━━ Data shown ━━
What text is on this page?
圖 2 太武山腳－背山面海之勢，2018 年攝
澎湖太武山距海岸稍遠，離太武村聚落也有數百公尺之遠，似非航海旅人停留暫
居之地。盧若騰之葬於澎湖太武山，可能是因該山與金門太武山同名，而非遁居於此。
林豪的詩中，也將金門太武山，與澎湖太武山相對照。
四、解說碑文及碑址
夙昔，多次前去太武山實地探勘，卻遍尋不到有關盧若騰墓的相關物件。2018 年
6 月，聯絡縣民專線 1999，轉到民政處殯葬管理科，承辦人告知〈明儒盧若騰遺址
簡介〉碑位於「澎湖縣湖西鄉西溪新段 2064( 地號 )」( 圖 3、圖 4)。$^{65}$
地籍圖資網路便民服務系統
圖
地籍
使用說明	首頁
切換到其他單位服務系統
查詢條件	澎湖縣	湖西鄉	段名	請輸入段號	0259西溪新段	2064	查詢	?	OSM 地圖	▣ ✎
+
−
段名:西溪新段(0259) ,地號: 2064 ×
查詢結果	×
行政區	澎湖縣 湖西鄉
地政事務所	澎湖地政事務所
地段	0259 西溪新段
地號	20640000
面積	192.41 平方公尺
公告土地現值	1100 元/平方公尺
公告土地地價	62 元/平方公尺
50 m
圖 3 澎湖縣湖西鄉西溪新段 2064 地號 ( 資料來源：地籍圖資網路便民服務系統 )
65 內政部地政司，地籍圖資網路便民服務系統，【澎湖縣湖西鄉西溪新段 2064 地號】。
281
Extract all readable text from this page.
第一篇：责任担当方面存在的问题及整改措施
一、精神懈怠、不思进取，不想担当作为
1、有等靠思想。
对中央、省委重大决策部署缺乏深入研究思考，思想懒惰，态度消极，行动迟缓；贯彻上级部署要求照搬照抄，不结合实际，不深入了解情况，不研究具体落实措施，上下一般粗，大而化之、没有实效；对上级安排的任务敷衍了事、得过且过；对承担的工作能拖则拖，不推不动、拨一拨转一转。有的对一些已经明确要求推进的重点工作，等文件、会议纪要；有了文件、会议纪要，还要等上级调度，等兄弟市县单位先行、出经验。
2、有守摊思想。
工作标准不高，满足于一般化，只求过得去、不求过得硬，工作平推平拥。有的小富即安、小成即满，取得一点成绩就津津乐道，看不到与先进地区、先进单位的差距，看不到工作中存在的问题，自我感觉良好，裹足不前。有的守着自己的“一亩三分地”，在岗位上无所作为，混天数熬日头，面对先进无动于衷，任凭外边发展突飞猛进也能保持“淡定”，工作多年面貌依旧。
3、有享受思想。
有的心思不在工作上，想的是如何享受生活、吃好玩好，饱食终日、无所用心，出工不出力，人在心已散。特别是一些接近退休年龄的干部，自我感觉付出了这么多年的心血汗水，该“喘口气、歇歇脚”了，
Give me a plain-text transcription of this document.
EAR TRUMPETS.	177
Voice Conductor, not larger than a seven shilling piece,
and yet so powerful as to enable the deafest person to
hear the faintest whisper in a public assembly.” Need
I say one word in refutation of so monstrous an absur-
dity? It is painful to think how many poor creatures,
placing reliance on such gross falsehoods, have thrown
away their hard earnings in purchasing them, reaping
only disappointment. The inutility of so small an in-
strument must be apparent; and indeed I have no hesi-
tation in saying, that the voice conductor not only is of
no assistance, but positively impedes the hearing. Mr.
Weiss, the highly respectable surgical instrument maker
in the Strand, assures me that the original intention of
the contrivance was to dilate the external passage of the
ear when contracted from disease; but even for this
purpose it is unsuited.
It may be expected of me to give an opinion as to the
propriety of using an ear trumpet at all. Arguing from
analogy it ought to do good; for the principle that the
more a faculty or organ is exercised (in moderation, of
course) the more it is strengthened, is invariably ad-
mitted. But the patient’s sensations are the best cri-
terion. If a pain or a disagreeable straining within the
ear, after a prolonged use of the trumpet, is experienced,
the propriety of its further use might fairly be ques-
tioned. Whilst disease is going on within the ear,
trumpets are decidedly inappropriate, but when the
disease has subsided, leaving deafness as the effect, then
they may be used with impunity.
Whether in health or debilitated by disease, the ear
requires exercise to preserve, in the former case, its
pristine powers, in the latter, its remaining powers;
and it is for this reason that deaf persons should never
━━━
» Task brief: Using the material above, print every entry exactly as written.

» Problem solution:
What text is on this page?
圖 2 太武山腳－背山面海之勢，2018 年攝
澎湖太武山距海岸稍遠，離太武村聚落也有數百公尺之遠，似非航海旅人停留暫
居之地。盧若騰之葬於澎湖太武山，可能是因該山與金門太武山同名，而非遁居於此。
林豪的詩中，也將金門太武山，與澎湖太武山相對照。
四、解說碑文及碑址
夙昔，多次前去太武山實地探勘，卻遍尋不到有關盧若騰墓的相關物件。2018 年
6 月，聯絡縣民專線 1999，轉到民政處殯葬管理科，承辦人告知〈明儒盧若騰遺址
簡介〉碑位於「澎湖縣湖西鄉西溪新段 2064( 地號 )」( 圖 3、圖 4)。$^{65}$
地籍圖資網路便民服務系統
圖
地籍
使用說明	首頁
切換到其他單位服務系統
查詢條件	澎湖縣	湖西鄉	段名	請輸入段號	0259西溪新段	2064	查詢	?	OSM 地圖	▣ ✎
+
−
段名:西溪新段(0259) ,地號: 2064 ×
查詢結果	×
行政區	澎湖縣 湖西鄉
地政事務所	澎湖地政事務所
地段	0259 西溪新段
地號	20640000
面積	192.41 平方公尺
公告土地現值	1100 元/平方公尺
公告土地地價	62 元/平方公尺
50 m
圖 3 澎湖縣湖西鄉西溪新段 2064 地號 ( 資料來源：地籍圖資網路便民服務系統 )
65 內政部地政司，地籍圖資網路便民服務系統，【澎湖縣湖西鄉西溪新段 2064 地號】。
281
Extract all readable text from this page.
第一篇：责任担当方面存在的问题及整改措施
一、精神懈怠、不思进取，不想担当作为
1、有等靠思想。
对中央、省委重大决策部署缺乏深入研究思考，思想懒惰，态度消极，行动迟缓；贯彻上级部署要求照搬照抄，不结合实际，不深入了解情况，不研究具体落实措施，上下一般粗，大而化之、没有实效；对上级安排的任务敷衍了事、得过且过；对承担的工作能拖则拖，不推不动、拨一拨转一转。有的对一些已经明确要求推进的重点工作，等文件、会议纪要；有了文件、会议纪要，还要等上级调度，等兄弟市县单位先行、出经验。
2、有守摊思想。
工作标准不高，满足于一般化，只求过得去、不求过得硬，工作平推平拥。有的小富即安、小成即满，取得一点成绩就津津乐道，看不到与先进地区、先进单位的差距，看不到工作中存在的问题，自我感觉良好，裹足不前。有的守着自己的“一亩三分地”，在岗位上无所作为，混天数熬日头，面对先进无动于衷，任凭外边发展突飞猛进也能保持“淡定”，工作多年面貌依旧。
3、有享受思想。
有的心思不在工作上，想的是如何享受生活、吃好玩好，饱食终日、无所用心，出工不出力，人在心已散。特别是一些接近退休年龄的干部，自我感觉付出了这么多年的心血汗水，该“喘口气、歇歇脚”了，
Give me a plain-text transcription of this document.
EAR TRUMPETS.	177
Voice Conductor, not larger than a seven shilling piece,
and yet so powerful as to enable the deafest person to
hear the faintest whisper in a public assembly.” Need
I say one word in refutation of so monstrous an absur-
dity? It is painful to think how many poor creatures,
placing reliance on such gross falsehoods, have thrown
away their hard earnings in purchasing them, reaping
only disappointment. The inutility of so small an in-
strument must be apparent; and indeed I have no hesi-
tation in saying, that the voice conductor not only is of
no assistance, but positively impedes the hearing. Mr.
Weiss, the highly respectable surgical instrument maker
in the Strand, assures me that the original intention of
the contrivance was to dilate the external passage of the
ear when contracted from disease; but even for this
purpose it is unsuited.
It may be expected of me to give an opinion as to the
propriety of using an ear trumpet at all. Arguing from
analogy it ought to do good; for the principle that the
more a faculty or organ is exercised (in moderation, of
course) the more it is strengthened, is invariably ad-
mitted. But the patient’s sensations are the best cri-
terion. If a pain or a disagreeable straining within the
ear, after a prolonged use of the trumpet, is experienced,
the propriety of its further use might fairly be ques-
tioned. Whilst disease is going on within the ear,
trumpets are decidedly inappropriate, but when the
disease has subsided, leaving deafness as the effect, then
they may be used with impunity.
Whether in health or debilitated by disease, the ear
requires exercise to preserve, in the former case, its
pristine powers, in the latter, its remaining powers;
and it is for this reason that deaf persons should never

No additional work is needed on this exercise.